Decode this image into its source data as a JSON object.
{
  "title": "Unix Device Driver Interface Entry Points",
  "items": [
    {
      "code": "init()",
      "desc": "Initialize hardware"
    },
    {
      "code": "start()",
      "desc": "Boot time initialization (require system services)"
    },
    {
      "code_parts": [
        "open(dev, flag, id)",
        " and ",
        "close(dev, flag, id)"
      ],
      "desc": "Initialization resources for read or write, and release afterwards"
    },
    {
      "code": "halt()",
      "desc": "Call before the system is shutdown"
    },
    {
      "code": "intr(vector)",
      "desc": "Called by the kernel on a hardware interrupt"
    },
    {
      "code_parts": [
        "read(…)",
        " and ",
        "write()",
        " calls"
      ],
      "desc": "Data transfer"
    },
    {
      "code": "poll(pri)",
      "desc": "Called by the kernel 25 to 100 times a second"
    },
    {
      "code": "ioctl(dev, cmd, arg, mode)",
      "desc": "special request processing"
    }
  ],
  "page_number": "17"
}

****************

Each line of the listing should be copied exactly.

Decode this image into its source data as a JSON object.
{
  "title": "Unix Device Driver Interface Entry Points",
  "items": [
    {
      "code": "init()",
      "desc": "Initialize hardware"
    },
    {
      "code": "start()",
      "desc": "Boot time initialization (require system services)"
    },
    {
      "code_parts": [
        "open(dev, flag, id)",
        " and ",
        "close(dev, flag, id)"
      ],
      "desc": "Initialization resources for read or write, and release afterwards"
    },
    {
      "code": "halt()",
      "desc": "Call before the system is shutdown"
    },
    {
      "code": "intr(vector)",
      "desc": "Called by the kernel on a hardware interrupt"
    },
    {
      "code_parts": [
        "read(…)",
        " and ",
        "write()",
        " calls"
      ],
      "desc": "Data transfer"
    },
    {
      "code": "poll(pri)",
      "desc": "Called by the kernel 25 to 100 times a second"
    },
    {
      "code": "ioctl(dev, cmd, arg, mode)",
      "desc": "special request processing"
    }
  ],
  "page_number": "17"
}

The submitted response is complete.